# SUPPLIED PASSAGE:

__________

( Originally Published 1912 )
The first advice given to the lawyer is to know the law, the facts, the witnesses, and himself. Temptation to speak at too great length is common in the legal profession. The advocate is led, perhaps by over-zealousness for his client's interests, to present his case in all its details. He exhausts all the precedents of the law bearing upon his particular case, and at last reluctantly yields the matter to judge and jury.
It has been well said that a lawyer who has all the evidence on his side does not speak long, and that the best argument in a case is the statement of the case itself. Senator Beveridge says :
"A case properly stated is a case nearly won. Beware of digression. It calls attention from your main idea. It is a fault, too, which is well-nigh universal. I advise every lawyer, as a practise in accurate thought, to demonstrate a theorem of geometry every morning."
Lord Abinger, the great English advocate, made it his habit to state, in the simplest form possible, the proposition and the leading facts to support it. He says he often opened a case in five minutes that would have taken most men nearly an hour.
The tendency to occupy too much time of the court was recently characterized by a New York judge in these words : "It is becoming altogether too common in this city to examine witnesses at undue length, and to introduce long letters and papers. This is more confusing to the jury than it is advantageous to the cause at issue. In the interest of other litigants I regard it as my duty to expedite this case in so far as may be consistent with justice."
The knowledge of a well-equipped lawyer covers a wide range of subjects.
He knows something about everything, and if he be a specialist, everything about something. He knows life, human nature, men, business, books, for no other profession demands as does his such diversity of mind and talent.
But when a client takes a case to him, the client expects him not only to have knowledge of the law, but to be able properly to plead his' case at court-and more important still, to win. No amount of legal erudition, no plausible excuse, not even eloquence itself, will satisfy a client if he lose. The one thing paramount in his mind is that the lawyer must win his case.

__________

Please answer these questions from the 1912 passage on courtroom advocacy:
(a) What four things is the lawyer first advised to know?
(b) What does Senator Beveridge advise every lawyer to do every morning?
(c) How long did Lord Abinger say he often took to open a case?
The listing has no connection to the 1912 passage on courtroom advocacy.

__________

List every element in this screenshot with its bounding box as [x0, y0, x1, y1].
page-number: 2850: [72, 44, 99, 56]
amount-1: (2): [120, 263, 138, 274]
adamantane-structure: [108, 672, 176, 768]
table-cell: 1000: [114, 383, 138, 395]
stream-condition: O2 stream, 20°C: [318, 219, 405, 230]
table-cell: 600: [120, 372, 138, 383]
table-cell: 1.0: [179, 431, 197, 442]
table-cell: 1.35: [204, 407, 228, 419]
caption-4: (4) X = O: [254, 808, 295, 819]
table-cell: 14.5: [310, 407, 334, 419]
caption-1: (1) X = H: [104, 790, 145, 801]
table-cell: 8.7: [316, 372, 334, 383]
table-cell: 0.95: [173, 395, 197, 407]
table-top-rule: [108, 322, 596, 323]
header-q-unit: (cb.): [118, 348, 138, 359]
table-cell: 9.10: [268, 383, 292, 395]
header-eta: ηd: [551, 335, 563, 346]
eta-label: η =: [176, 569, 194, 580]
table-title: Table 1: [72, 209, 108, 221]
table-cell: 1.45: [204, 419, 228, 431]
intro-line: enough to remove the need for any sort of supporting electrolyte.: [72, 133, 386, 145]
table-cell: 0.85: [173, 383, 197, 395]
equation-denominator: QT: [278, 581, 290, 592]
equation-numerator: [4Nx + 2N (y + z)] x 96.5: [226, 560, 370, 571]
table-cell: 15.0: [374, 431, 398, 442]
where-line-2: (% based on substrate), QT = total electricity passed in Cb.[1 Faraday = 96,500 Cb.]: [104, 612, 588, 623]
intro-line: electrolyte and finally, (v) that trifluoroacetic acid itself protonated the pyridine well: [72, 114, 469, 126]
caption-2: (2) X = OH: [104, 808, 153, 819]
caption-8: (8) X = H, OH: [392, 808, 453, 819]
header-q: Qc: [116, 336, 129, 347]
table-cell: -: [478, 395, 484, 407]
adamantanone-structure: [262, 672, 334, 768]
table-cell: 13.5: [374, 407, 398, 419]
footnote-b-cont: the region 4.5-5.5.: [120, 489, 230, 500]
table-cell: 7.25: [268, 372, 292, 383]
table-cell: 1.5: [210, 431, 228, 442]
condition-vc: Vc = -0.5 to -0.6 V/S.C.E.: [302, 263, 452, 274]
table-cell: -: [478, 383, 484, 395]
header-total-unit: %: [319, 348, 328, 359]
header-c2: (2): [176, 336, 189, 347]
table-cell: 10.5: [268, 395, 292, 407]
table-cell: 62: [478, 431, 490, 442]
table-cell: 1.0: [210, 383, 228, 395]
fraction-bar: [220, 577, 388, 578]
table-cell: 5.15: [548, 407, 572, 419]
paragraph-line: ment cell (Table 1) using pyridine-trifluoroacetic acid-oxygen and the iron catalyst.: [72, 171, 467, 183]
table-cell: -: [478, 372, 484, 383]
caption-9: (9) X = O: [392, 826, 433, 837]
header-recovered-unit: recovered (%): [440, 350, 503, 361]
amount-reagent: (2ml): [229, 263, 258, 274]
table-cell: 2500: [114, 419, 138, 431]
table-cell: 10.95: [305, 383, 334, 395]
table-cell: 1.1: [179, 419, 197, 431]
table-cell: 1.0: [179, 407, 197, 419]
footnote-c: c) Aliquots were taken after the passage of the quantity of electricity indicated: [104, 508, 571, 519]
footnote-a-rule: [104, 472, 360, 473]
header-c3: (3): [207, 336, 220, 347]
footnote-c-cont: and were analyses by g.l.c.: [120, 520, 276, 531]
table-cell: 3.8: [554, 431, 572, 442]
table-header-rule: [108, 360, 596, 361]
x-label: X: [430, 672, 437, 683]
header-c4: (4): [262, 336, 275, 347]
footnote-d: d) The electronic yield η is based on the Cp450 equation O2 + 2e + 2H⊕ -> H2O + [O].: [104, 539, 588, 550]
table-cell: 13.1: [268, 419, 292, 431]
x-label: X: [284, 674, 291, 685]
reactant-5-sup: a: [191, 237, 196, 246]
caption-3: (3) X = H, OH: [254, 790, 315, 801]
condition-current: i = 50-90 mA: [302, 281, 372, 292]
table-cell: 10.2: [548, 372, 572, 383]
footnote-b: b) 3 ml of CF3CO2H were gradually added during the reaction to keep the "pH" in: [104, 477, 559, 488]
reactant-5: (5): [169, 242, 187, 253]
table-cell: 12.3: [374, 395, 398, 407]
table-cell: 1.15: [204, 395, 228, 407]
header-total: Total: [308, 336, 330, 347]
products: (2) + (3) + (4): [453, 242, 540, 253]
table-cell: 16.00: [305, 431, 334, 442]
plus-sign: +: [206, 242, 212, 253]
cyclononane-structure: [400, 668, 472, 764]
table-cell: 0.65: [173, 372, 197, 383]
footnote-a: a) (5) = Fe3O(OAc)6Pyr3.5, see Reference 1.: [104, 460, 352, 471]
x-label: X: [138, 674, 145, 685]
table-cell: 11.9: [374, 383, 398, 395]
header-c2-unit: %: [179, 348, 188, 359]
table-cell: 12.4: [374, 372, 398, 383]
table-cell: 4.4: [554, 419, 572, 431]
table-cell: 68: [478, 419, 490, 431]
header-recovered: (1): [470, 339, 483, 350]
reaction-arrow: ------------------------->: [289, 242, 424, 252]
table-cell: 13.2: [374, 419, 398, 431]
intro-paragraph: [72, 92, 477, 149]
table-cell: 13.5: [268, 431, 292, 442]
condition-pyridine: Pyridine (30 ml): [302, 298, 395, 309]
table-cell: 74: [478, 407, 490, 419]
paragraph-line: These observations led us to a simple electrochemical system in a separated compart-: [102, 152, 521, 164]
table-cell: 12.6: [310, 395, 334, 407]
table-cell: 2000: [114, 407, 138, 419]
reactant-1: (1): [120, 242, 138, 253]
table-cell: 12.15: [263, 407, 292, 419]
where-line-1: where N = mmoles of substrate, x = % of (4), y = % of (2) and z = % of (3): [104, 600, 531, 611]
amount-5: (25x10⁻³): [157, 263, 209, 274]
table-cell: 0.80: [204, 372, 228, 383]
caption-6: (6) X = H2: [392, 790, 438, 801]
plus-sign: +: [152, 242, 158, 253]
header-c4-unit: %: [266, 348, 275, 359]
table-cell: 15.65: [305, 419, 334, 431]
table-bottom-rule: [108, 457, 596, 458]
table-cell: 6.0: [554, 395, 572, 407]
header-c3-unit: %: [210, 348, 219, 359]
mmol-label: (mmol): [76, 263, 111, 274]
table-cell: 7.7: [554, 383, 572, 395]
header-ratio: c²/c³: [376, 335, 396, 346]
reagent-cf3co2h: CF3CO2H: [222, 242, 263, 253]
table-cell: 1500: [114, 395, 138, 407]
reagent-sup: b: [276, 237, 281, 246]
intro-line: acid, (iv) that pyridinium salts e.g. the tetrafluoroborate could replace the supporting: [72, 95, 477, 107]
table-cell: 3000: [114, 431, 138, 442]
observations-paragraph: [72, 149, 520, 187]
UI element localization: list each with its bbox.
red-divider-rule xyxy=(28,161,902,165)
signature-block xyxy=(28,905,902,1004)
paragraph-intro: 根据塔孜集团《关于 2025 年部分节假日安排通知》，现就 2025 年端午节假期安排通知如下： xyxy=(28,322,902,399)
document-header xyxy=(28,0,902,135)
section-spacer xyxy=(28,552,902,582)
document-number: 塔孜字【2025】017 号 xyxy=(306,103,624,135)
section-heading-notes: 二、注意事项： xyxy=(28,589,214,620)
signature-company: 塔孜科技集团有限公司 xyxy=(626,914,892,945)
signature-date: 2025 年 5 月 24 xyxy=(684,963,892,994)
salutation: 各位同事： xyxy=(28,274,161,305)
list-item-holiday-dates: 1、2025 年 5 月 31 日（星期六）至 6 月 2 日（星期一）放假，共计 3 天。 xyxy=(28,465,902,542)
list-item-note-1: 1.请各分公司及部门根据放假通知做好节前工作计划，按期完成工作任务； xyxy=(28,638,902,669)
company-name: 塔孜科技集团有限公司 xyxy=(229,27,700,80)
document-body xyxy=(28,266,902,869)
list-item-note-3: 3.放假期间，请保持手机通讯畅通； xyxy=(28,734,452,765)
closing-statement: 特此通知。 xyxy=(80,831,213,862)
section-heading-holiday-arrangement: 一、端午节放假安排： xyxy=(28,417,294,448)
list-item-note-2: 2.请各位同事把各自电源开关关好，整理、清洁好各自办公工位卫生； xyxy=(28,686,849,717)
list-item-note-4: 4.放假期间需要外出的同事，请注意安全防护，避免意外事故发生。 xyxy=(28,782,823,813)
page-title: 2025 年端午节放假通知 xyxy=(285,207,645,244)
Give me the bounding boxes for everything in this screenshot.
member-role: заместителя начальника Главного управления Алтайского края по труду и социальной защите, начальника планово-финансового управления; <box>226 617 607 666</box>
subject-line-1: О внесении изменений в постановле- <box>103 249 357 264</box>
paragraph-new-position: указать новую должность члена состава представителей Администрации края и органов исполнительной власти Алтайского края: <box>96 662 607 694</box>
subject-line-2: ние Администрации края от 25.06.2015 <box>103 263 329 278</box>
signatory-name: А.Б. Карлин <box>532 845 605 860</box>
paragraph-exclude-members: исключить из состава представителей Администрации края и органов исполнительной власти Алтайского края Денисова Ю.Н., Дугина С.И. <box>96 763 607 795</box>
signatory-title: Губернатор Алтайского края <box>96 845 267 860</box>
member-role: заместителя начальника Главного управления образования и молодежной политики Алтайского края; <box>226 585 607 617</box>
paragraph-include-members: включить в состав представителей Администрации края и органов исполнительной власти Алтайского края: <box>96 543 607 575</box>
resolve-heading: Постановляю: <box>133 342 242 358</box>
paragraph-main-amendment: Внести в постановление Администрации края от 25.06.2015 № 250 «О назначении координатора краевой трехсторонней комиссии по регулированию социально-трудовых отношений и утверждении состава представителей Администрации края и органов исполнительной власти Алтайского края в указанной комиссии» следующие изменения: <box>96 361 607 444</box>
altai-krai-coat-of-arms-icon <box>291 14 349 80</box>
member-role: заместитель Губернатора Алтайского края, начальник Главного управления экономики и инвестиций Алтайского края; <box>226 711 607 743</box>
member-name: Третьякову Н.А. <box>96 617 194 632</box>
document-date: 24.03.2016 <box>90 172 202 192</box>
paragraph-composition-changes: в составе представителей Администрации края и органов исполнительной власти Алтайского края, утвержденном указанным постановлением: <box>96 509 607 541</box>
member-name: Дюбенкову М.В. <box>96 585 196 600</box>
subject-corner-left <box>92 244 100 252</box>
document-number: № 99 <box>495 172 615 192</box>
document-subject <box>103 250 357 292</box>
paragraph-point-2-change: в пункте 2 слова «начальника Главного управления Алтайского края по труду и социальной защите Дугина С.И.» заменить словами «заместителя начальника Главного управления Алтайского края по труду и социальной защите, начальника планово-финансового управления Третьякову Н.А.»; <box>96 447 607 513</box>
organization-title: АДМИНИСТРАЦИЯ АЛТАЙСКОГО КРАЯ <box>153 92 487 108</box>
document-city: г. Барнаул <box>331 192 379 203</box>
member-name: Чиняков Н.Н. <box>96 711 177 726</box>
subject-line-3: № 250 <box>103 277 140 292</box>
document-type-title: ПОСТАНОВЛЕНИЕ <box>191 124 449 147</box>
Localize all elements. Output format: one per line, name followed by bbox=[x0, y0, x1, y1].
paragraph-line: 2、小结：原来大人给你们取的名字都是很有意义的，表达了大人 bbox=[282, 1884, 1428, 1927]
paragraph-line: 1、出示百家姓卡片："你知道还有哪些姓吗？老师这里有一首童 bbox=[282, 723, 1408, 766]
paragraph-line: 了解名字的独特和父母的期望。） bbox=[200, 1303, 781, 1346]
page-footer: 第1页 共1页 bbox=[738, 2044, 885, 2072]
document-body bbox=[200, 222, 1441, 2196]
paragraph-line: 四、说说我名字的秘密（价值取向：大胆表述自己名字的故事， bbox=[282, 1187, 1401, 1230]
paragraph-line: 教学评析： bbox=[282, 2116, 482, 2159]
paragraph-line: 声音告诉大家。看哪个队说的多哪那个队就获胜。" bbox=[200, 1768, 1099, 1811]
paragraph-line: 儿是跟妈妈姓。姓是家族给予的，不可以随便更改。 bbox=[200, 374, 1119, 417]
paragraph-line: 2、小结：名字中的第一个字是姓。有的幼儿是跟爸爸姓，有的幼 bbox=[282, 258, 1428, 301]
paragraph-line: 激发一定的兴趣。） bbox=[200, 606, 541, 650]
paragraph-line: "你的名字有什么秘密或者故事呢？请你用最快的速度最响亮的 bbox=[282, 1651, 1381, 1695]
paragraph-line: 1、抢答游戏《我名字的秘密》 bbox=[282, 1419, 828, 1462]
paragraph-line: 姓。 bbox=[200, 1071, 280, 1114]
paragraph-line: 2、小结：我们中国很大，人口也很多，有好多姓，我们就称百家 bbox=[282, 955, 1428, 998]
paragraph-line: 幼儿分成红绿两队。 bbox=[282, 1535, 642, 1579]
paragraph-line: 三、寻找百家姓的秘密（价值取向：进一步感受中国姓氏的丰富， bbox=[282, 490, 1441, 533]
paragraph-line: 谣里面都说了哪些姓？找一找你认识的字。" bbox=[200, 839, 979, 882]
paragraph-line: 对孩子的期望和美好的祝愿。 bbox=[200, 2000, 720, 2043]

__________

# FINAL RESULT:
(a) The law, the facts, the witnesses, and himself.
(b) Demonstrate a theorem of geometry.
(c) Five minutes.